## start

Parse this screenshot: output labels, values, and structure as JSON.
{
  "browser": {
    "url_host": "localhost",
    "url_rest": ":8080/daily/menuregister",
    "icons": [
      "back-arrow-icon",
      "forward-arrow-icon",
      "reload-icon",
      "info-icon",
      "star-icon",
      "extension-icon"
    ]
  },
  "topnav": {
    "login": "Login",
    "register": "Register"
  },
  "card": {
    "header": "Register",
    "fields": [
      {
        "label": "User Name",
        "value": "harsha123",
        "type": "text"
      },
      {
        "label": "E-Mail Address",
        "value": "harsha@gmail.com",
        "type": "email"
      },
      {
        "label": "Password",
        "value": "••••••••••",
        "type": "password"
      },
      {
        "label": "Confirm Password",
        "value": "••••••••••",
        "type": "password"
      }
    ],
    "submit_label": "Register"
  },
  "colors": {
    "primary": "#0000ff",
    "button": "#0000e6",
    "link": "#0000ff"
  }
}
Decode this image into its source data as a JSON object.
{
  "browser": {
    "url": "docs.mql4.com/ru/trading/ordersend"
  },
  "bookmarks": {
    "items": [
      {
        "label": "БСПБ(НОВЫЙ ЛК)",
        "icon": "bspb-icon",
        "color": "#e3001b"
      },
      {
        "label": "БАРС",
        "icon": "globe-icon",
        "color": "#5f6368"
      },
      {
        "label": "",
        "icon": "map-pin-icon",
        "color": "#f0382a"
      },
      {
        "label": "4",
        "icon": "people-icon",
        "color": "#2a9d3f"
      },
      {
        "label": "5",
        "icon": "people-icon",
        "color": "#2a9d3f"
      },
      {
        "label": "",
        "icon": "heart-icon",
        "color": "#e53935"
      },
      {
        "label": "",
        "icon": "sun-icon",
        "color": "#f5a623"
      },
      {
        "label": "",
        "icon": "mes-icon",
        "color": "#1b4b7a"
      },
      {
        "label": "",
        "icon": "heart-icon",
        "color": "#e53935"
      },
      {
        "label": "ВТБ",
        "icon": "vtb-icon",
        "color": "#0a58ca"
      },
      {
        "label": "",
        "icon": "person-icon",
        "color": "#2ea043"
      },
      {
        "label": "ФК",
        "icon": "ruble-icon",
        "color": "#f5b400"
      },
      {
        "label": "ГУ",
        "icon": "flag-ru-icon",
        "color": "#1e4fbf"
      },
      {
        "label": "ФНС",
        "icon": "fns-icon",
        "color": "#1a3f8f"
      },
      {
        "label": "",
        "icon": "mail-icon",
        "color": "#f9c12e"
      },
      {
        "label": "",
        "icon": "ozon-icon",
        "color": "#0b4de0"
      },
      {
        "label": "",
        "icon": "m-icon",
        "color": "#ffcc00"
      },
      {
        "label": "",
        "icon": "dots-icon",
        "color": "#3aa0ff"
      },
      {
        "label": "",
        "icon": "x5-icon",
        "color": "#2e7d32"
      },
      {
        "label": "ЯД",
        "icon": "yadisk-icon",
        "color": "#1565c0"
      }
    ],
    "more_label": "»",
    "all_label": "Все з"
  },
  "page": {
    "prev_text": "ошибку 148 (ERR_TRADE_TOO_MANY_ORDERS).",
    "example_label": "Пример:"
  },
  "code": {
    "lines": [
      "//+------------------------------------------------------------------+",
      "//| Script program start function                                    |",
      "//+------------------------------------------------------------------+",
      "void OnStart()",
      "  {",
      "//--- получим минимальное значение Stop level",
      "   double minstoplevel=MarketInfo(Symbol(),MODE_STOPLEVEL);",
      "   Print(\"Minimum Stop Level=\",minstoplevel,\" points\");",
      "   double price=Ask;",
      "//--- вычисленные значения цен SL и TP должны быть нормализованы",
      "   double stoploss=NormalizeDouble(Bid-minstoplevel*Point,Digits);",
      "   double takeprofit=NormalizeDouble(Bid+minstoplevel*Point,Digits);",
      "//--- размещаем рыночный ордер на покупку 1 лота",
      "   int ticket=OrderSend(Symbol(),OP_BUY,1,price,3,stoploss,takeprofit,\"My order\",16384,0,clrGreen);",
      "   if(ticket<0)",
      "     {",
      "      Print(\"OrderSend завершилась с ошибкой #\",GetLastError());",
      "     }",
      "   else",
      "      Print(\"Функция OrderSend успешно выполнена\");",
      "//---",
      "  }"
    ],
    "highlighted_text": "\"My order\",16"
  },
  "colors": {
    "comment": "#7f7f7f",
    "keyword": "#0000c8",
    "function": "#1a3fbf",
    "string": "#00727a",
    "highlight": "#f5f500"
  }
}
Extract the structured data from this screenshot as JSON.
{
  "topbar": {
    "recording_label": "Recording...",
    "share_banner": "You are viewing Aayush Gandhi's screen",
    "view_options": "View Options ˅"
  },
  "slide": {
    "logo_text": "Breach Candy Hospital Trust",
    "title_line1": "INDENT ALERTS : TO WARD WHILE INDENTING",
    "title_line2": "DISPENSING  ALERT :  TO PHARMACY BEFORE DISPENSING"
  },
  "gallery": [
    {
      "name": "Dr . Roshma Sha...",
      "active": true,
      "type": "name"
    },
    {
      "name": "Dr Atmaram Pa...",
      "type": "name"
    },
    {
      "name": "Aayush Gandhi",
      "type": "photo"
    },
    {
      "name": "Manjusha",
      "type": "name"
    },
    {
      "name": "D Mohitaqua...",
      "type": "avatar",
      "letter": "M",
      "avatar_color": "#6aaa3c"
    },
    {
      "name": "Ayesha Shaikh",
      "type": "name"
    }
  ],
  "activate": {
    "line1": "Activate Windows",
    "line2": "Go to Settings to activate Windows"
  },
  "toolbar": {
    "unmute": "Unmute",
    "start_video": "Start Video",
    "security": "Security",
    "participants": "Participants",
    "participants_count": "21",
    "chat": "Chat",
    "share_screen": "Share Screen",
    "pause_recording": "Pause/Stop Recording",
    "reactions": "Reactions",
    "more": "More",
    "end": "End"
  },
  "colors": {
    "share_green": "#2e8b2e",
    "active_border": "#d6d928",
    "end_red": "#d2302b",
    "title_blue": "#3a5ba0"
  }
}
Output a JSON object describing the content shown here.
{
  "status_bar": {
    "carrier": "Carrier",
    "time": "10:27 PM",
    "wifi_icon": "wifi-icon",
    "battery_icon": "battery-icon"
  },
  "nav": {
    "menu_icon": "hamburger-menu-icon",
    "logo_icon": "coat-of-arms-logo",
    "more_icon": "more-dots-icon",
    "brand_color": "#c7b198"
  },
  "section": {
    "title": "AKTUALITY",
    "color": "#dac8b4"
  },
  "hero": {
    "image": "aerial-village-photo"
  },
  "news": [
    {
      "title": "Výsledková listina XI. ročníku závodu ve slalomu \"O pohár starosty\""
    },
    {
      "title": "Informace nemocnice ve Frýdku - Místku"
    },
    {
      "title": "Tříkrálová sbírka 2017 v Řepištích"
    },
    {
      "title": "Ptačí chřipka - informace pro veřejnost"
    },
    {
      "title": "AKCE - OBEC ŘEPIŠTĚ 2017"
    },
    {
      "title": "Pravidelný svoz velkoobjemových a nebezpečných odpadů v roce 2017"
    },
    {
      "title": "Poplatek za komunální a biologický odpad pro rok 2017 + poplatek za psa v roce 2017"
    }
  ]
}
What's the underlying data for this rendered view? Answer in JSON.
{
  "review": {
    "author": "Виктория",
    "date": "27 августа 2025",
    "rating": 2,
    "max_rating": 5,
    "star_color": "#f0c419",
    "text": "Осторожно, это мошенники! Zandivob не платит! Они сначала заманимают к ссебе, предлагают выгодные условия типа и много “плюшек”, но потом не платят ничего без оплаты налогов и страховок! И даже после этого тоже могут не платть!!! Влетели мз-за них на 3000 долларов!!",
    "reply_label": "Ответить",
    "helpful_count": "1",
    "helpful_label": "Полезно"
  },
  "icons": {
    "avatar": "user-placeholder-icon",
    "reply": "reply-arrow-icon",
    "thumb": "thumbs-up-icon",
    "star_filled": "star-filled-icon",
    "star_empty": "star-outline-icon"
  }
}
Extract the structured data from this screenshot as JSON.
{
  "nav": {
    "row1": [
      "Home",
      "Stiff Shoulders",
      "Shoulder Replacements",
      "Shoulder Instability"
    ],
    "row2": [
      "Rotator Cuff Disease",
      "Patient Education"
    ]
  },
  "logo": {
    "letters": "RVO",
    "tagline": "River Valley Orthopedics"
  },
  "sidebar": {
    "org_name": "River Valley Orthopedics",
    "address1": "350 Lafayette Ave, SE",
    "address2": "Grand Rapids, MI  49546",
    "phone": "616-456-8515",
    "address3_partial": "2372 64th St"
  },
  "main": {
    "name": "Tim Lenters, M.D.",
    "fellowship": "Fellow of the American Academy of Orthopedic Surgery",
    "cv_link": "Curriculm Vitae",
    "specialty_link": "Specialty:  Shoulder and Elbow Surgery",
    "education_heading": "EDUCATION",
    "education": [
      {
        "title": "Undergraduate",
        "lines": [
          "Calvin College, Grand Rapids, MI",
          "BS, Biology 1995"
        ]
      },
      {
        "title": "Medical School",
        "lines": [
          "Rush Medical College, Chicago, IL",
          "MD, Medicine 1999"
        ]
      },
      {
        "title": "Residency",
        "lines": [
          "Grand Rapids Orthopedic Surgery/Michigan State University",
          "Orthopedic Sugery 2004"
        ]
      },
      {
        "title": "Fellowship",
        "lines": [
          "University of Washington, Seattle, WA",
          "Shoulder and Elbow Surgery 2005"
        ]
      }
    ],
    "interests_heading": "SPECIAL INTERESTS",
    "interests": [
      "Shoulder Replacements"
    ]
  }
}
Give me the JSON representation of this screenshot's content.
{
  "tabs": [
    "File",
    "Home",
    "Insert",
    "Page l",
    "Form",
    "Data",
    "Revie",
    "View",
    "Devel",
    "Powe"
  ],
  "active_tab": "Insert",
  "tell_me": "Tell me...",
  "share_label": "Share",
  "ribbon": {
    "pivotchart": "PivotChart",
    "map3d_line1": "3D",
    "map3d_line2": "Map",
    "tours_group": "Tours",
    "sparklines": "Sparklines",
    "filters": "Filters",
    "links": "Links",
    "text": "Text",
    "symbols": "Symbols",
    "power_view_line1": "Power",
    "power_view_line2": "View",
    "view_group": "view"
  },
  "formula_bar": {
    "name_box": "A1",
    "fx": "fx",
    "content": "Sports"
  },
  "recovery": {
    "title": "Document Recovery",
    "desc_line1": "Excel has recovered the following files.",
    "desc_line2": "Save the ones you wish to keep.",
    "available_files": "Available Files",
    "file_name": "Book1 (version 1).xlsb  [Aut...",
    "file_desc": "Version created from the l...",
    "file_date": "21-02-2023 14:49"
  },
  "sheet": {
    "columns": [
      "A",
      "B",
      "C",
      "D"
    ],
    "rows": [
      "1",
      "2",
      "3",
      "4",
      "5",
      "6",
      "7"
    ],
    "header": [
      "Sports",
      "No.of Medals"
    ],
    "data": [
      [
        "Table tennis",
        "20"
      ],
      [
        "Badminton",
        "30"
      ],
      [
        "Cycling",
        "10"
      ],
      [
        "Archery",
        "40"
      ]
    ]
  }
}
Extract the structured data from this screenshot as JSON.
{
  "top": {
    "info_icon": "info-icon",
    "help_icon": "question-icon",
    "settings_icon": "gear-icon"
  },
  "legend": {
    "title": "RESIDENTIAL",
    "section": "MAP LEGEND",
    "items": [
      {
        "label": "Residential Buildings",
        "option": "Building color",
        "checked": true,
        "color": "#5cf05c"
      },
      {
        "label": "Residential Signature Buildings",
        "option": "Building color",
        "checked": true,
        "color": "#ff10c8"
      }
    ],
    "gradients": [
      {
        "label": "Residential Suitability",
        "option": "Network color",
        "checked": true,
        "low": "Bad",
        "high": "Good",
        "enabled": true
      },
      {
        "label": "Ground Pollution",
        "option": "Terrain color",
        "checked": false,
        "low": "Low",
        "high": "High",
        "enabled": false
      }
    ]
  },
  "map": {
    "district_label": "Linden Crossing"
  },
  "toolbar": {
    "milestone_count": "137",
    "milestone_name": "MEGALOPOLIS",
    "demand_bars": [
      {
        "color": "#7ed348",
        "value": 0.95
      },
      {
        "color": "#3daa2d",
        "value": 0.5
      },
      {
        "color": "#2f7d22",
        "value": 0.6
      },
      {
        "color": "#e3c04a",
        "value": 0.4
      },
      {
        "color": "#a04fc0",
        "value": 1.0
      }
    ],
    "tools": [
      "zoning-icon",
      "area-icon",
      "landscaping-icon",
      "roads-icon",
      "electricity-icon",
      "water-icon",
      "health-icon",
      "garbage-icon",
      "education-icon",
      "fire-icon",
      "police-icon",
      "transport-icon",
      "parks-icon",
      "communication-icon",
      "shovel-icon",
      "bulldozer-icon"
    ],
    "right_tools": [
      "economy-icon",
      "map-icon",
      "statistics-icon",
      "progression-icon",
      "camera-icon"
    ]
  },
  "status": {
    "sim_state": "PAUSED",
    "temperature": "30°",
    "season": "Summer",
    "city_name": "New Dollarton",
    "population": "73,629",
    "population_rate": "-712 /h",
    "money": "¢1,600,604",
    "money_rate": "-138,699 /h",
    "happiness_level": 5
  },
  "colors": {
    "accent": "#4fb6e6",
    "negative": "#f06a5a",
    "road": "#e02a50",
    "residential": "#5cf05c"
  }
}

## end

__WRITTEN REQUEST__:
Show each line holding the word "Surgery".

__COMPLETED TASK__:
    "fellowship": "Fellow of the American Academy of Orthopedic Surgery",
    "specialty_link": "Specialty:  Shoulder and Elbow Surgery",
          "Grand Rapids Orthopedic Surgery/Michigan State University",
          "Shoulder and Elbow Surgery 2005"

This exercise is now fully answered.